[Problem description] Each line that holds the word "games" counts once. Give the total number of such lines and nothing else.

---- Dataset extract

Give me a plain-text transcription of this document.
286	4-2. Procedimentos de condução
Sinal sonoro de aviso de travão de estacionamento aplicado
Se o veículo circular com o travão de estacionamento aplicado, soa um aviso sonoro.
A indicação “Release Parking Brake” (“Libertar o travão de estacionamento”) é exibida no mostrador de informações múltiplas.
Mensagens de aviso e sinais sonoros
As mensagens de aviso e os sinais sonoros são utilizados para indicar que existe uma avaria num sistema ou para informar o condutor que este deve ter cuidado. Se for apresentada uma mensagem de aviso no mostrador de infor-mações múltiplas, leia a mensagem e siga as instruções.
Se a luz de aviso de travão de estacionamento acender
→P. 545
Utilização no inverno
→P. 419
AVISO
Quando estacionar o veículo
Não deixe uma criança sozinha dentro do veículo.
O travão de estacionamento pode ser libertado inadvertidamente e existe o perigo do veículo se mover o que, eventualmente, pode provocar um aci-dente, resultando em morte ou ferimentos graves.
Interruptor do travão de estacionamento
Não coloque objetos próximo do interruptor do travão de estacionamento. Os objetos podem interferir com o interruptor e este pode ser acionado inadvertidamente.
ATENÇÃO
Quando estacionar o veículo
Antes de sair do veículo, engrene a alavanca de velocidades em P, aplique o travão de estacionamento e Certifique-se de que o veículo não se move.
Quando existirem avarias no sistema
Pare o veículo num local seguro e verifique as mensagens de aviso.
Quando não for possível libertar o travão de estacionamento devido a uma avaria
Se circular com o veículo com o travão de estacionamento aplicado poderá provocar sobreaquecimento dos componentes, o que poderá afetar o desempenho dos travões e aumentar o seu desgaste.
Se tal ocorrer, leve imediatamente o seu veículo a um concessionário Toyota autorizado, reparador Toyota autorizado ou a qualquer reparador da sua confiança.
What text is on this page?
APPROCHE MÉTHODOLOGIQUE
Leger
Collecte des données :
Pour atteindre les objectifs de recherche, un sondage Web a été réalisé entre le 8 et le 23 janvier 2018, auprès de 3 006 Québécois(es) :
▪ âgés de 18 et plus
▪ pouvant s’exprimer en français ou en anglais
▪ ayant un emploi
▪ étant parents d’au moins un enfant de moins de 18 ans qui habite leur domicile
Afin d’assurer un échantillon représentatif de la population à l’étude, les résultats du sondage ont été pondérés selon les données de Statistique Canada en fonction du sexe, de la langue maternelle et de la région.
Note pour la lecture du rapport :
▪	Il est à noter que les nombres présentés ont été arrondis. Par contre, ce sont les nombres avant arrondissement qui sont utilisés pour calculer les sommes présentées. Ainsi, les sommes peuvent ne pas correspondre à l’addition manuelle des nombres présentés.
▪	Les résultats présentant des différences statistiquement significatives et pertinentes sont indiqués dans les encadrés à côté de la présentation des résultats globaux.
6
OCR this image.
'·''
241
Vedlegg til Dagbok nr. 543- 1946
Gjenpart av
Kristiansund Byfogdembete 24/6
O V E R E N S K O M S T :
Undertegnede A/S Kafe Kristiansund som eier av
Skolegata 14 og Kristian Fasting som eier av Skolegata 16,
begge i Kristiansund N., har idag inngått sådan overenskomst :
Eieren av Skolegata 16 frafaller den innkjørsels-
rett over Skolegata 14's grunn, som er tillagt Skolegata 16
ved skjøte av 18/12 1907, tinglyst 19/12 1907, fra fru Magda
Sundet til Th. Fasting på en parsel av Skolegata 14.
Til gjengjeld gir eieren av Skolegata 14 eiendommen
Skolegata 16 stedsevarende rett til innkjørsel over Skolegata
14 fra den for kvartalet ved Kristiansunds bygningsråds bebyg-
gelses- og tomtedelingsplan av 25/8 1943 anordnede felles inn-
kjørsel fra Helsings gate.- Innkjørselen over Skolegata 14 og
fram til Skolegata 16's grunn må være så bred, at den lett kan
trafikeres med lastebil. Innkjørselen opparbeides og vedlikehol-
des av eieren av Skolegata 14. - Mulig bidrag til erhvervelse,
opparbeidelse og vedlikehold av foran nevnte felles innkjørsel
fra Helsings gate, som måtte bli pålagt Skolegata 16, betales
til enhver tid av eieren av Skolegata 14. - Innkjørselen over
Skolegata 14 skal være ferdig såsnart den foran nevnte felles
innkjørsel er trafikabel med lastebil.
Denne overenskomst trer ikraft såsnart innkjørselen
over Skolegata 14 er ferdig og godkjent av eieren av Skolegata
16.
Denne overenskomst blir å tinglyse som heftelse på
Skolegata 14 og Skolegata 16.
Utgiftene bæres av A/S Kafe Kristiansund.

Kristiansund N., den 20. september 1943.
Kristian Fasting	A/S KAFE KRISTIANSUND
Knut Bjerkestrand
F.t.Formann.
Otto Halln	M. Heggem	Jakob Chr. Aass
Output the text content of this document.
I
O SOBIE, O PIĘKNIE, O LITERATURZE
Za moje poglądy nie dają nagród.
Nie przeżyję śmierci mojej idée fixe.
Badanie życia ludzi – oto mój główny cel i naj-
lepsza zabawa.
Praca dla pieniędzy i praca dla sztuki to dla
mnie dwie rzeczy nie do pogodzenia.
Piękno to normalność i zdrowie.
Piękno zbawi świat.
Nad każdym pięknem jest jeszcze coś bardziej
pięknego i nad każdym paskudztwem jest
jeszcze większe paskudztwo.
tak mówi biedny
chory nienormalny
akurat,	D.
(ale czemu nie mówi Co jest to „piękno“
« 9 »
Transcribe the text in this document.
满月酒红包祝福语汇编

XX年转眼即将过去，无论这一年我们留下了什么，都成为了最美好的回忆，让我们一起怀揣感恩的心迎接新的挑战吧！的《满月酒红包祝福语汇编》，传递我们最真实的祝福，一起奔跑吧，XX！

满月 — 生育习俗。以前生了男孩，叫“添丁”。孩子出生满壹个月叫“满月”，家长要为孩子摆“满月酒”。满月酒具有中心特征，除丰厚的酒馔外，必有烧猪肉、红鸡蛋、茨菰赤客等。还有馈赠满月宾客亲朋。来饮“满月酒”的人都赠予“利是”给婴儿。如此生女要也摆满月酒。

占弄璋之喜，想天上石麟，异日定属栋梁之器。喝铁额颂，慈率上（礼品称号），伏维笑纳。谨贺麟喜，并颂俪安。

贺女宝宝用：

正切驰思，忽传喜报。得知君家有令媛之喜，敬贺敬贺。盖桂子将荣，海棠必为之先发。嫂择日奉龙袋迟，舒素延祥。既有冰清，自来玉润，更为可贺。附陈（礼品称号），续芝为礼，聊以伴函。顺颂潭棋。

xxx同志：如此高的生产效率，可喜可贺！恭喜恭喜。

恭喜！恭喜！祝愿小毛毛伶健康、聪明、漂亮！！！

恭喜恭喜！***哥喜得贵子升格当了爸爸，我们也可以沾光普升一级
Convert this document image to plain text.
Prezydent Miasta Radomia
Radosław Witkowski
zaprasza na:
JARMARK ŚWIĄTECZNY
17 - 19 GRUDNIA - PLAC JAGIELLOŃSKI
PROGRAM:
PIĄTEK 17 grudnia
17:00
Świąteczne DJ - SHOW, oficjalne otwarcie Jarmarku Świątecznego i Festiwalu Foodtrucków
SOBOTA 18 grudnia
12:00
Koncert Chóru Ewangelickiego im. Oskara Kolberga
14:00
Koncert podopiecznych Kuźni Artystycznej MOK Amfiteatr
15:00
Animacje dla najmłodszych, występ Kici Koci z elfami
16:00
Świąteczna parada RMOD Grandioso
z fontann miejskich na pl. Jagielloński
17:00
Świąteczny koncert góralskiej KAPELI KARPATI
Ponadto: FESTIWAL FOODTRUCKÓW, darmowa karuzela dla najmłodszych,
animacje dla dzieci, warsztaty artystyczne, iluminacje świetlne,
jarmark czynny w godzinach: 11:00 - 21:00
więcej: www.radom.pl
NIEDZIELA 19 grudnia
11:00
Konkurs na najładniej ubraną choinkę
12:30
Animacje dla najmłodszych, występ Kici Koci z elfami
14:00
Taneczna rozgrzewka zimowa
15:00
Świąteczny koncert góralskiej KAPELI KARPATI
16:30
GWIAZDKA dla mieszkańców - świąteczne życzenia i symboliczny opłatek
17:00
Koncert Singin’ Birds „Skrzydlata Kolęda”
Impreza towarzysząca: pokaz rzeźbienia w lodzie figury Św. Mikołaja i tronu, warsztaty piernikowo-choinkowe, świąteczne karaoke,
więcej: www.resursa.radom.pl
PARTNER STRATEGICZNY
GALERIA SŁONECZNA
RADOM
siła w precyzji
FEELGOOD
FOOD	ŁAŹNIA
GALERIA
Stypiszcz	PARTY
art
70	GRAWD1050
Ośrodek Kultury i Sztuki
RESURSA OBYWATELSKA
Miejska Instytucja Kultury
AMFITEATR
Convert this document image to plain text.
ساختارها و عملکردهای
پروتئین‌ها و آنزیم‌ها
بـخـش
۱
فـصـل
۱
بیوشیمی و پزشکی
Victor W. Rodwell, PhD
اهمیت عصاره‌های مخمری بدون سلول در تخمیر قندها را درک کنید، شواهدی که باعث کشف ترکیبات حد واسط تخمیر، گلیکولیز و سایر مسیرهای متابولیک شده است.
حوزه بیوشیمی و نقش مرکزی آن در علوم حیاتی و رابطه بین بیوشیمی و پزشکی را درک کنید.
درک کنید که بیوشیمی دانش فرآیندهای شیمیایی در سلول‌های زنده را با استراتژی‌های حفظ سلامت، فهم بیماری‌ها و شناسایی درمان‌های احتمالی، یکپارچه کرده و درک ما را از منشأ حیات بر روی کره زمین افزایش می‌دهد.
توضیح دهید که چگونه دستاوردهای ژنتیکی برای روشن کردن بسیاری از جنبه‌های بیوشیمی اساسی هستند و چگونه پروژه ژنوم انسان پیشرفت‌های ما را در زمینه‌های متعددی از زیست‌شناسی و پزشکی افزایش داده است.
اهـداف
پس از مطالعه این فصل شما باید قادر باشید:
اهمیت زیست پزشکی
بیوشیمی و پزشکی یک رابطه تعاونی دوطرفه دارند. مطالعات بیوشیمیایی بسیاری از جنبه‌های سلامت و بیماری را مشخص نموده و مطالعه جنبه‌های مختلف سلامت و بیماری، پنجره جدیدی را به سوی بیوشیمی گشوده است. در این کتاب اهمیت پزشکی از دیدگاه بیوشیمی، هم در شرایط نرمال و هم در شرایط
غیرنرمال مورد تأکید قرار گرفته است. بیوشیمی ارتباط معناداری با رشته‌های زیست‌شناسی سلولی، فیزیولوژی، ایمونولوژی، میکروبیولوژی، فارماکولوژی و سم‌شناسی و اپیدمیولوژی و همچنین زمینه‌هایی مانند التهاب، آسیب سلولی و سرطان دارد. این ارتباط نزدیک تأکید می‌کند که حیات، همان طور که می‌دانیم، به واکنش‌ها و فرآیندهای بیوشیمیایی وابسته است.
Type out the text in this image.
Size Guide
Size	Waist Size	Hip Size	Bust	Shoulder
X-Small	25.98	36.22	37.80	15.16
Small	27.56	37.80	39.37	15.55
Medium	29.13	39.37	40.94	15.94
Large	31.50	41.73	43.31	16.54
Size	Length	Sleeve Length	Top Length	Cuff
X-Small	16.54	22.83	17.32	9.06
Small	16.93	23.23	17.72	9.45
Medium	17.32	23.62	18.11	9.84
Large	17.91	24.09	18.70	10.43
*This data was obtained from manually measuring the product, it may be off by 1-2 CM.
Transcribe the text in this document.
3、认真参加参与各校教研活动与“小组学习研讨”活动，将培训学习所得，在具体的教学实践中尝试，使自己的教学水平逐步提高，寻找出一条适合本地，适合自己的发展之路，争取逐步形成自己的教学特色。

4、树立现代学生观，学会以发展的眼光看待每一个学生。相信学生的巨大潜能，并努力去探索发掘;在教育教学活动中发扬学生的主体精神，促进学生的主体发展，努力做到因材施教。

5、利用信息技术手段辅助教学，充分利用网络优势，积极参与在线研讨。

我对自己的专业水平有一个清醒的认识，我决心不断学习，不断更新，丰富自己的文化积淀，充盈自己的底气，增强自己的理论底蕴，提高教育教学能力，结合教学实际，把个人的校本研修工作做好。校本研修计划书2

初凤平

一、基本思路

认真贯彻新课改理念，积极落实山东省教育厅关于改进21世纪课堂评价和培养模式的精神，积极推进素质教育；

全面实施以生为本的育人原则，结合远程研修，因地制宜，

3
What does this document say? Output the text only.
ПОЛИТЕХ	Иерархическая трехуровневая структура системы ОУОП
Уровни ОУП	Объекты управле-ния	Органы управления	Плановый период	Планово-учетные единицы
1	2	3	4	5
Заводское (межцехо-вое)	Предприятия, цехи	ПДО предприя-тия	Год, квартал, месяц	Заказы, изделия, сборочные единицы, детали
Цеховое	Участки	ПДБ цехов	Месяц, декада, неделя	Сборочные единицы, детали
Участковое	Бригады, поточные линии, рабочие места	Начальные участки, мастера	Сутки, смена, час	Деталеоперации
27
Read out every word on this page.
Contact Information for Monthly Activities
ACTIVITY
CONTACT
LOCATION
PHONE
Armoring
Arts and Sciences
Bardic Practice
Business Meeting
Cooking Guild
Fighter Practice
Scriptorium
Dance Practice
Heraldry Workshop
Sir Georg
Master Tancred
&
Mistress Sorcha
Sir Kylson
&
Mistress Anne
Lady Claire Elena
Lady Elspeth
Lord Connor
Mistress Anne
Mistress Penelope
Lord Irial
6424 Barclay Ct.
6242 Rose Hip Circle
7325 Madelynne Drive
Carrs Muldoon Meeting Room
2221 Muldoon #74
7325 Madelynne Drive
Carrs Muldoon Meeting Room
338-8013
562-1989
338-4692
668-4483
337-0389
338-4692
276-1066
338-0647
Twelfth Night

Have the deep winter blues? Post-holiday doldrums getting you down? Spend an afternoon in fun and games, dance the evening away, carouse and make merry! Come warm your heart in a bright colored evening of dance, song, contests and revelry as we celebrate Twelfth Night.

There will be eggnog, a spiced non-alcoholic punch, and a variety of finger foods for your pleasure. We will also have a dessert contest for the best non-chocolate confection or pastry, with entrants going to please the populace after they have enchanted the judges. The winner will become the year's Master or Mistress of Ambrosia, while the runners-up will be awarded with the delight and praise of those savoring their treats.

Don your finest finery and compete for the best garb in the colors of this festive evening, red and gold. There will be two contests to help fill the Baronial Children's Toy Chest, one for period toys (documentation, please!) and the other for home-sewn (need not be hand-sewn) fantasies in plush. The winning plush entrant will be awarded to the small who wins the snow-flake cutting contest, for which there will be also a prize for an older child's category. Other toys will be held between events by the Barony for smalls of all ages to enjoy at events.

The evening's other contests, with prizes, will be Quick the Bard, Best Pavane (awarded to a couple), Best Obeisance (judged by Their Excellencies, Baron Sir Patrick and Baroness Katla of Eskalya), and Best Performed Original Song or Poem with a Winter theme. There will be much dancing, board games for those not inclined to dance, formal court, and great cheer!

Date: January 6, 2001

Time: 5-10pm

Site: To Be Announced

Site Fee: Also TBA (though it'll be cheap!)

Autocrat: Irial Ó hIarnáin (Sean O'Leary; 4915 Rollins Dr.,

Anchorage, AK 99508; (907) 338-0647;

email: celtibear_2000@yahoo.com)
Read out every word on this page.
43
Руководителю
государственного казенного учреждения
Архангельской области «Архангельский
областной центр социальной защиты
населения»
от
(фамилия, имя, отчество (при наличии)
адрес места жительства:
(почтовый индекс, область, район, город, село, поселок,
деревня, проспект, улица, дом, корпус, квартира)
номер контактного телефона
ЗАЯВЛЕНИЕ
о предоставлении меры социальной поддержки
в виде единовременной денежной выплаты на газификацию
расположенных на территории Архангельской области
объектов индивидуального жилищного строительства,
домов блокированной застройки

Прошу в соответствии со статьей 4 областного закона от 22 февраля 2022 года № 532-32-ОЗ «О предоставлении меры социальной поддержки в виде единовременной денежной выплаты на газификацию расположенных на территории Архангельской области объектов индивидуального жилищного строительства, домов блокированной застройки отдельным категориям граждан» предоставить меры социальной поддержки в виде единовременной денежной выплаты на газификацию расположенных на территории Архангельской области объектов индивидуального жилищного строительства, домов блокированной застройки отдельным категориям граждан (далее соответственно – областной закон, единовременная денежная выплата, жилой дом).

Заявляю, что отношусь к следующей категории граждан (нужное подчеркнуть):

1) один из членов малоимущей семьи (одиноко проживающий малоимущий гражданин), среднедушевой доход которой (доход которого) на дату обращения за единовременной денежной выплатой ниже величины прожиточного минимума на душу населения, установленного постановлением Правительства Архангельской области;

--------

[Exercise answer] 2